Work required >> Using the entries that follow, collect the lines where the word "this" appears.

Dataset rows >>
⟨

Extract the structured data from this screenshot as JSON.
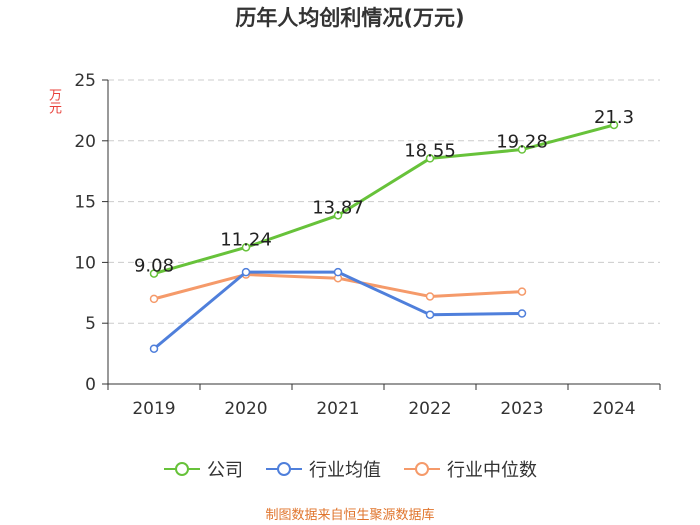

⟩
⟨

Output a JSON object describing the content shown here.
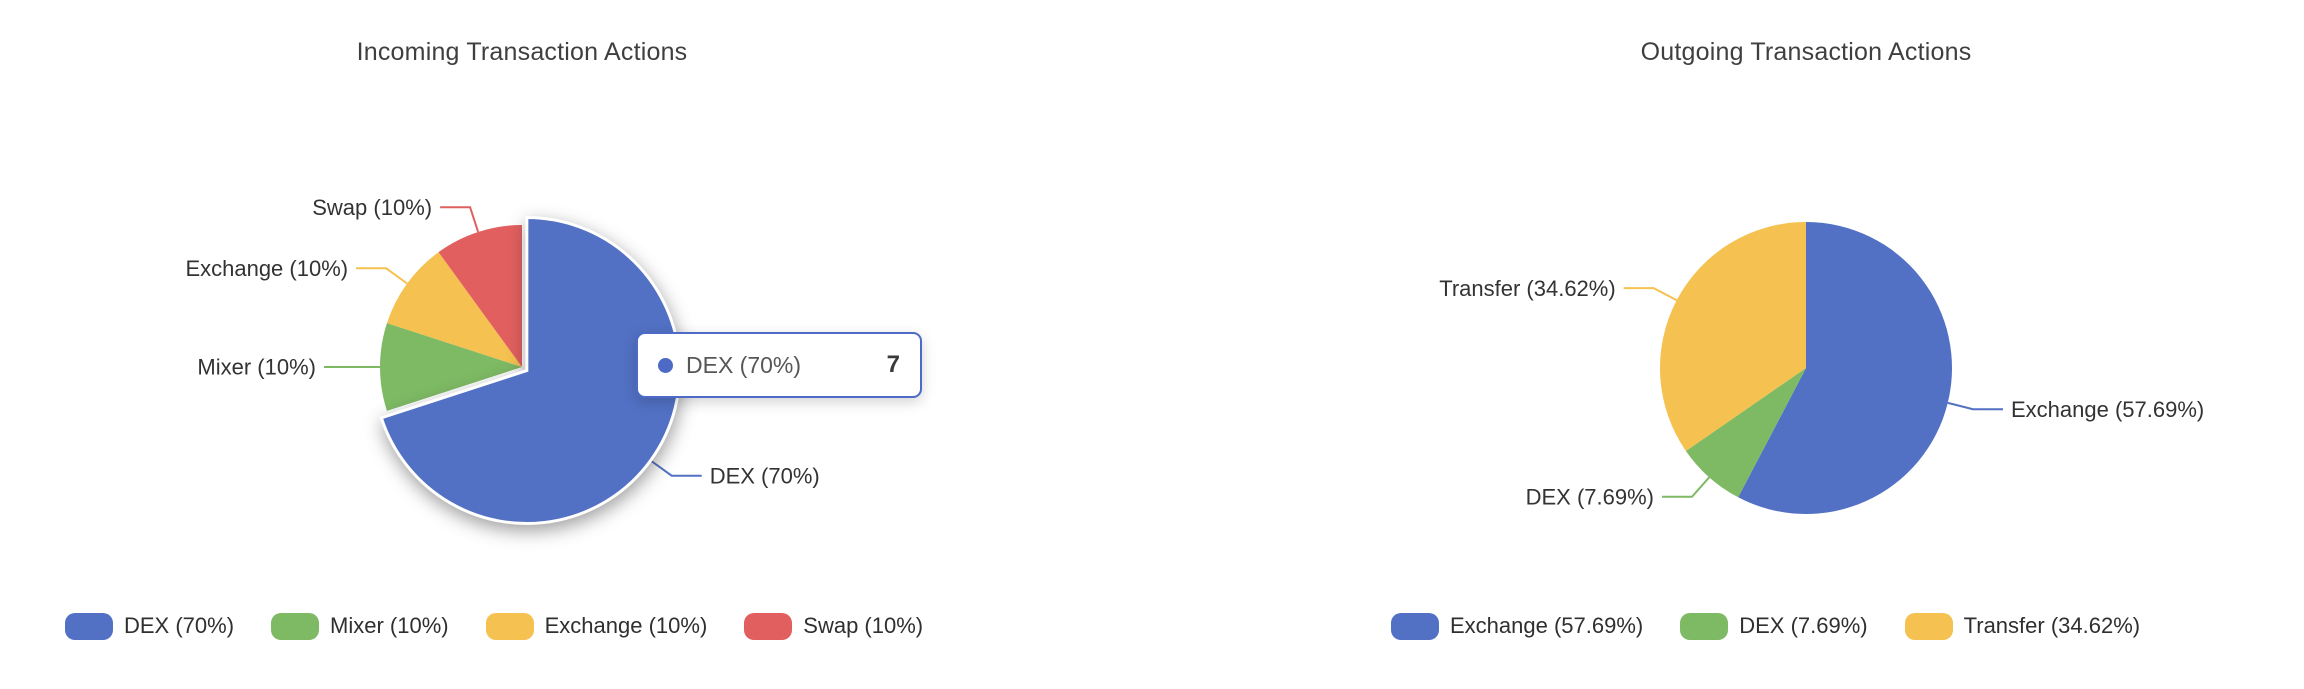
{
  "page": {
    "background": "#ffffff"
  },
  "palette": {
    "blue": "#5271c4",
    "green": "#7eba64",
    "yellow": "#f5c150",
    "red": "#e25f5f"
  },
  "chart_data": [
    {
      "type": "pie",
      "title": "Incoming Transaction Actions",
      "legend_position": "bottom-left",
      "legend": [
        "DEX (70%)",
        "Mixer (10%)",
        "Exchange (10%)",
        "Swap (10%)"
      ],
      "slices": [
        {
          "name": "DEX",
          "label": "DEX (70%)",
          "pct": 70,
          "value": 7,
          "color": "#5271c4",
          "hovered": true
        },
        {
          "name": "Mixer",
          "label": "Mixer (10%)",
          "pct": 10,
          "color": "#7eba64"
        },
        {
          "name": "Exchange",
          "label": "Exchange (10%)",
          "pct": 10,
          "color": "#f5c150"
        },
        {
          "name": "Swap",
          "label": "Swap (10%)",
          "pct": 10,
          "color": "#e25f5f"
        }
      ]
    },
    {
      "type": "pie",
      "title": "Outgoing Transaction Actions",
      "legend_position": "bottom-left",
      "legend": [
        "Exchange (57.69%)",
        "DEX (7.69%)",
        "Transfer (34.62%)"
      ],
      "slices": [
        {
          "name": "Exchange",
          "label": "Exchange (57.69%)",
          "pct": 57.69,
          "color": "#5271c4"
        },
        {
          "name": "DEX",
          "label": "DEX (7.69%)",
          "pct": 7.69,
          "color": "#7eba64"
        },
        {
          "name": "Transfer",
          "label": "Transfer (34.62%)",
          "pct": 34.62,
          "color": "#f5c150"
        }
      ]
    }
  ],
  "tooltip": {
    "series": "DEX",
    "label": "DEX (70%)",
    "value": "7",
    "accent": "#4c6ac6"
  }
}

⟩
⟨

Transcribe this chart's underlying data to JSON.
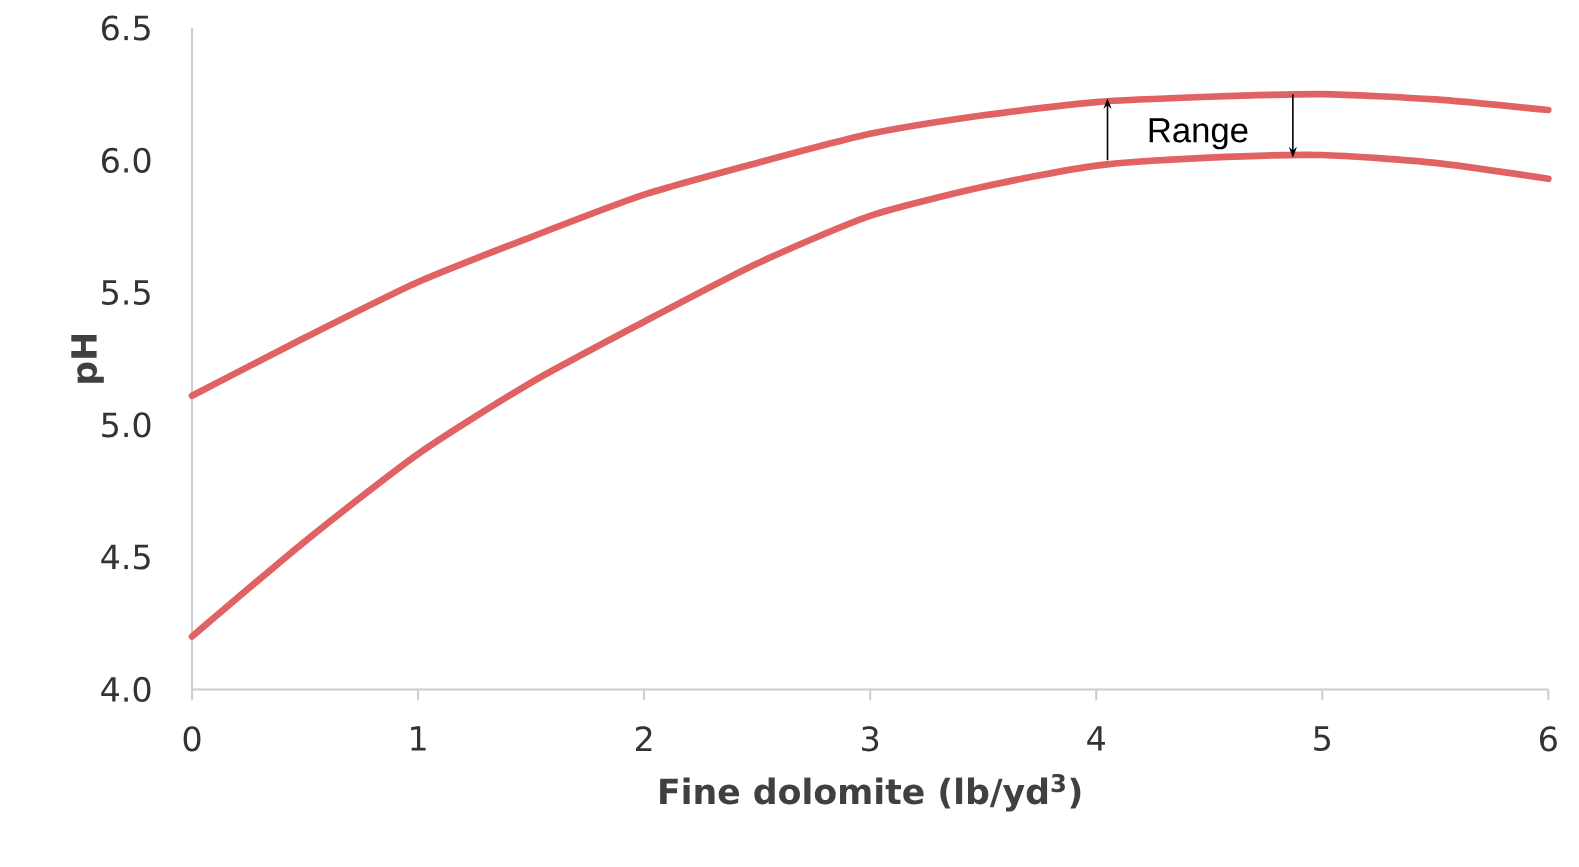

⟩

Exercise response >>
Extract the structured data from this screenshot as JSON.
Transcribe this chart's underlying data to JSON.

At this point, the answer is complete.